(Collected data entries)
....
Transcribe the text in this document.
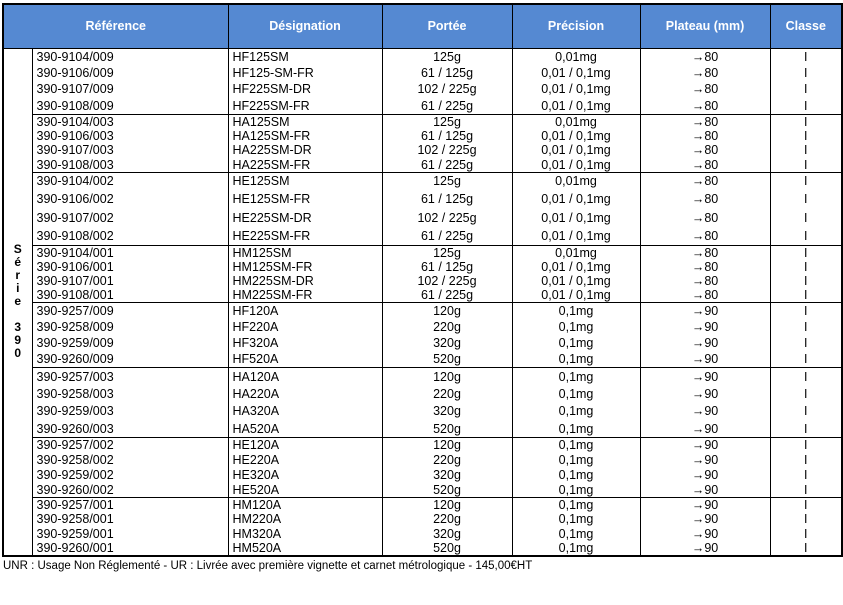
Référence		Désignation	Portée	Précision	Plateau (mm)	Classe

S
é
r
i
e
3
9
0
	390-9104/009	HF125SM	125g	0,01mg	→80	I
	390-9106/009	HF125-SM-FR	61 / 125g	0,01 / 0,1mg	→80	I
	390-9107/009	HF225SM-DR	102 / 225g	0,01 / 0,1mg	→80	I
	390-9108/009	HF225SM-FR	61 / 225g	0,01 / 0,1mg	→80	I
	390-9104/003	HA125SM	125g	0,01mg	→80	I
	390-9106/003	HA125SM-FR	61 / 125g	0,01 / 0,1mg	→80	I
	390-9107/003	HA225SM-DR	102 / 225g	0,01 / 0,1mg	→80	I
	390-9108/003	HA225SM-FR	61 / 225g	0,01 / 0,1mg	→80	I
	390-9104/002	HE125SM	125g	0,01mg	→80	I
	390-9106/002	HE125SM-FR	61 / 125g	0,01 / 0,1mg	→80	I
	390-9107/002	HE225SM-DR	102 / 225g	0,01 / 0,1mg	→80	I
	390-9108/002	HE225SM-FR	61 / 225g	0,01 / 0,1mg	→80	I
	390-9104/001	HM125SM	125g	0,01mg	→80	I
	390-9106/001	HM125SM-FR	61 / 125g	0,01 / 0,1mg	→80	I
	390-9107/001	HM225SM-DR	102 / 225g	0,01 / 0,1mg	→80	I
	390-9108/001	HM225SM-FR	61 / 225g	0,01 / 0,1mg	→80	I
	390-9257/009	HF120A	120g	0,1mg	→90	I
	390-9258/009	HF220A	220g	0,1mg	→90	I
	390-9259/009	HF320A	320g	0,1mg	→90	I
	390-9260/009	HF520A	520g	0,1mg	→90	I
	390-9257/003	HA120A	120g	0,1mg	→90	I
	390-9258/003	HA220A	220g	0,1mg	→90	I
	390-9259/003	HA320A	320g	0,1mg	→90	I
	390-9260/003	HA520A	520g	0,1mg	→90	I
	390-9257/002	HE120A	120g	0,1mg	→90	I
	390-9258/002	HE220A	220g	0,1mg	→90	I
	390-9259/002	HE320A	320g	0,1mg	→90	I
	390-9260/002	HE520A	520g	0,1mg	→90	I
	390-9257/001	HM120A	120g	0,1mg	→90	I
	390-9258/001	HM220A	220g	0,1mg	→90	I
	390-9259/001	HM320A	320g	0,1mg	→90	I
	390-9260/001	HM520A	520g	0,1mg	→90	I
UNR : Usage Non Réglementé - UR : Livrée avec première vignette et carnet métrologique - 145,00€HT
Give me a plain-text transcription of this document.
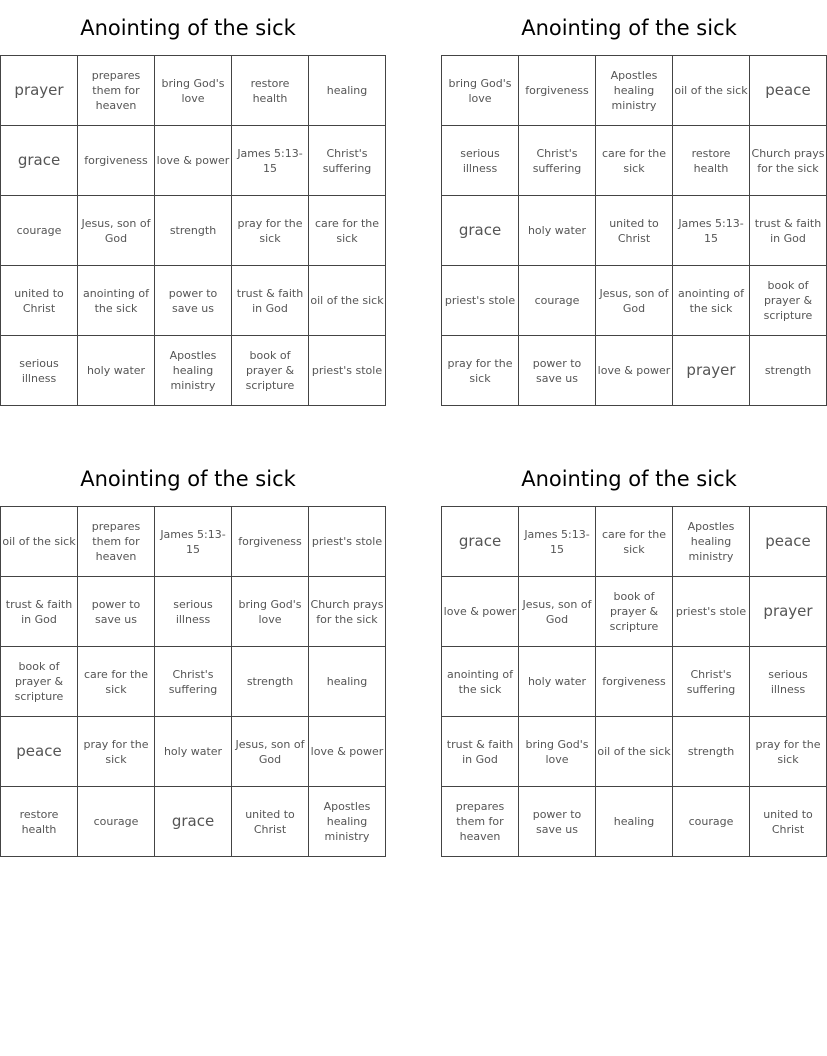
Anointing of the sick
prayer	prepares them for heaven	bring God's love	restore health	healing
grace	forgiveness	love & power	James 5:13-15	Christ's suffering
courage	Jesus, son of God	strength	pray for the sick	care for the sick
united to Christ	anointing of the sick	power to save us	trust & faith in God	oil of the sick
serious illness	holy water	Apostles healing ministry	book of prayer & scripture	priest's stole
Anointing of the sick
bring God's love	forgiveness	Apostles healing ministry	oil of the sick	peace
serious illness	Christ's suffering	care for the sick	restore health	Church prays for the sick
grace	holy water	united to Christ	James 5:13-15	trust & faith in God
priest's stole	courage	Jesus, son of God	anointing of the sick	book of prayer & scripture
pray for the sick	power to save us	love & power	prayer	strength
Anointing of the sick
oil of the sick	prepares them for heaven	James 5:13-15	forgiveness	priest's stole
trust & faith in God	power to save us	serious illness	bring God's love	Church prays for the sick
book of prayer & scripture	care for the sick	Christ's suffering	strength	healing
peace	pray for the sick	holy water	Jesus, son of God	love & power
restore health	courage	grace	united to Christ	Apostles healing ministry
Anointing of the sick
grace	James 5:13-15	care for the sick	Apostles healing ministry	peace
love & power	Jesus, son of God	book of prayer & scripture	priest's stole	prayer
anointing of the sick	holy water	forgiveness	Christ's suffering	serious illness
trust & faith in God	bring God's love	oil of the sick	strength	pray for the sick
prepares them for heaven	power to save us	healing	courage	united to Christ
....
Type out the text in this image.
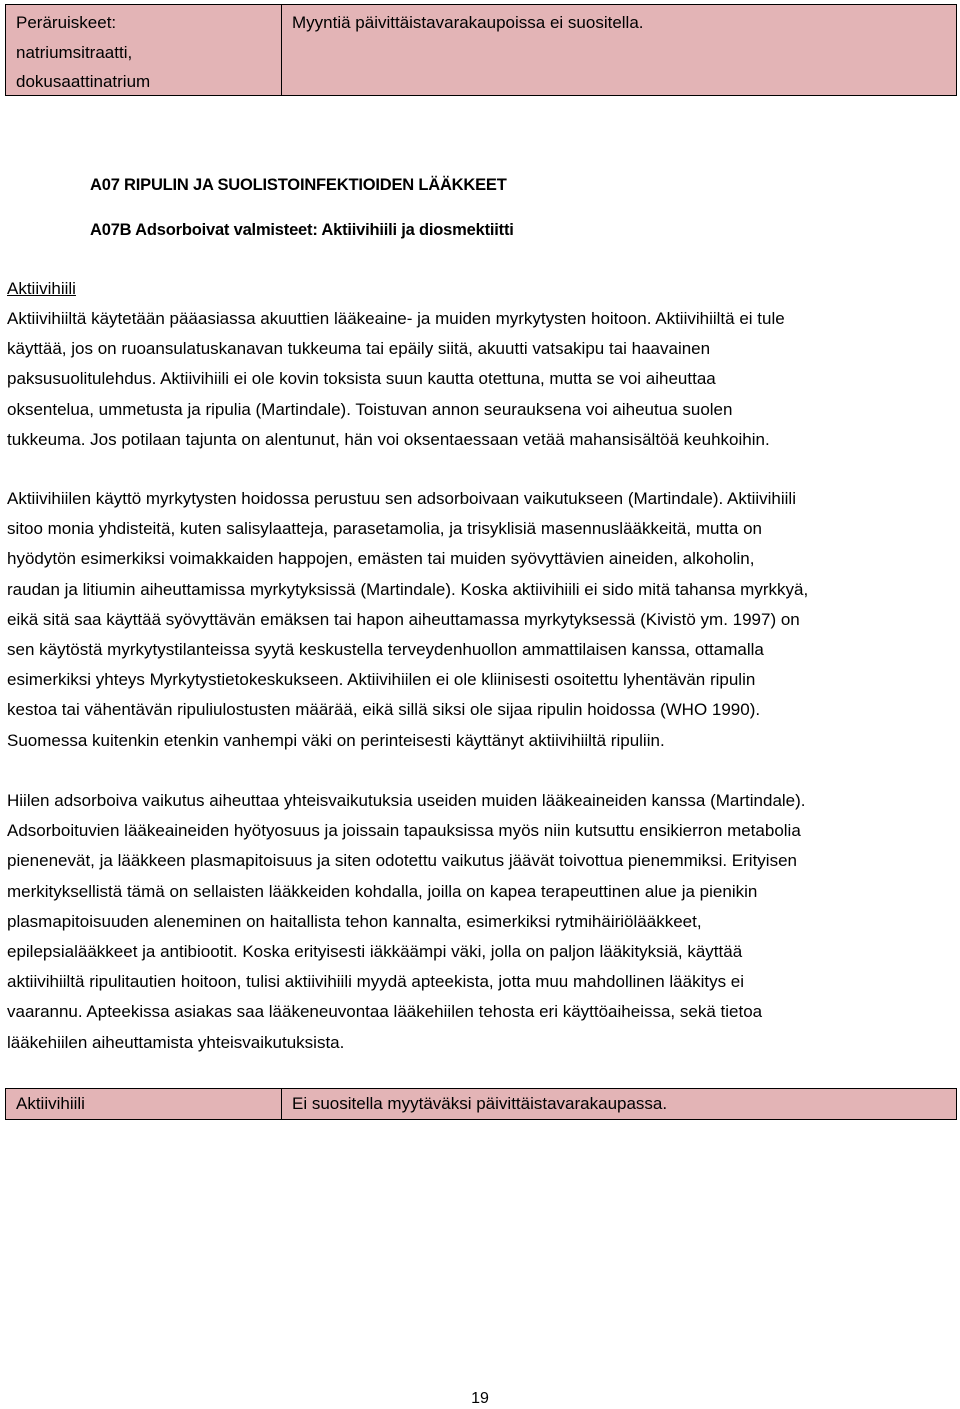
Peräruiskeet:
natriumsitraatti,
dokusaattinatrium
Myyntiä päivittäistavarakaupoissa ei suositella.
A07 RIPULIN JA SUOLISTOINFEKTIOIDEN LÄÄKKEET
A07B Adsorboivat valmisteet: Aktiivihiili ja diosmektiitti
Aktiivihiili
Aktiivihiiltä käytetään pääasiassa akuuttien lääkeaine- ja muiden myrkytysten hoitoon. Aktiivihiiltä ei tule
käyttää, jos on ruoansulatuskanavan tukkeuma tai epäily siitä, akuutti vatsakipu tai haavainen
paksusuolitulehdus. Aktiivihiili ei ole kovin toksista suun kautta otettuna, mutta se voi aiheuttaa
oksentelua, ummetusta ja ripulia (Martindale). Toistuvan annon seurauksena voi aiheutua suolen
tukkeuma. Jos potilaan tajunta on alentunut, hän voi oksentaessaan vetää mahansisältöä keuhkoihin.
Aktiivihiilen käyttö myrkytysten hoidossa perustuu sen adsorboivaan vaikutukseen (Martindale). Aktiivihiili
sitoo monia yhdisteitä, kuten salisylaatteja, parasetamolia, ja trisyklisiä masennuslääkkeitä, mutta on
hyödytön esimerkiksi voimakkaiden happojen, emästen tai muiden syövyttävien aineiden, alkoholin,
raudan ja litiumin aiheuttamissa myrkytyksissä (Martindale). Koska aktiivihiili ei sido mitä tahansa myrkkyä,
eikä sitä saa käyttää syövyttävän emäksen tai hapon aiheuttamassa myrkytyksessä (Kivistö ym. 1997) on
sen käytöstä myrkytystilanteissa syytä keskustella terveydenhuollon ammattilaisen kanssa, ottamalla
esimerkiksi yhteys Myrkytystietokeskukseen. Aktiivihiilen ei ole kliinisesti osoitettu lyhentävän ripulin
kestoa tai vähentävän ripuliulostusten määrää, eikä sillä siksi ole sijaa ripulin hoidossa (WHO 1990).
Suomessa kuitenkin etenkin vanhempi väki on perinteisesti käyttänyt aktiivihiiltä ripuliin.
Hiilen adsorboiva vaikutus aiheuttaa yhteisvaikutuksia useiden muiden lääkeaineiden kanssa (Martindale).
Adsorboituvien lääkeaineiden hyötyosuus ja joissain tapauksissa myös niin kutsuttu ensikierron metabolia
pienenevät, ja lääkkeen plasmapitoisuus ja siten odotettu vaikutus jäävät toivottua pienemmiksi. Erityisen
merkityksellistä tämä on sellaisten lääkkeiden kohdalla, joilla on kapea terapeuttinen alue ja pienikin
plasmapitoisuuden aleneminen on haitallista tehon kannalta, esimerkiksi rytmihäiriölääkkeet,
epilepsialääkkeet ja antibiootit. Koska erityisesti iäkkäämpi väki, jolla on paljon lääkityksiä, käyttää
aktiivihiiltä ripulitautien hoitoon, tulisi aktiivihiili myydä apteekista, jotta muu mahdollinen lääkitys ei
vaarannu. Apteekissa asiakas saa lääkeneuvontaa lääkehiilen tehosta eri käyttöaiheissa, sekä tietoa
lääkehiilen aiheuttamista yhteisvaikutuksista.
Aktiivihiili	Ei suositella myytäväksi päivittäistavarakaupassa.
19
....
● **Instructions for the task**
Extract, from the material above, each line holding the word "forgiveness".

● **Solution**
grace	forgiveness	love & power	James 5:13-15	Christ's suffering
bring God's love	forgiveness	Apostles healing ministry	oil of the sick	peace
oil of the sick	prepares them for heaven	James 5:13-15	forgiveness	priest's stole
anointing of the sick	holy water	forgiveness	Christ's suffering	serious illness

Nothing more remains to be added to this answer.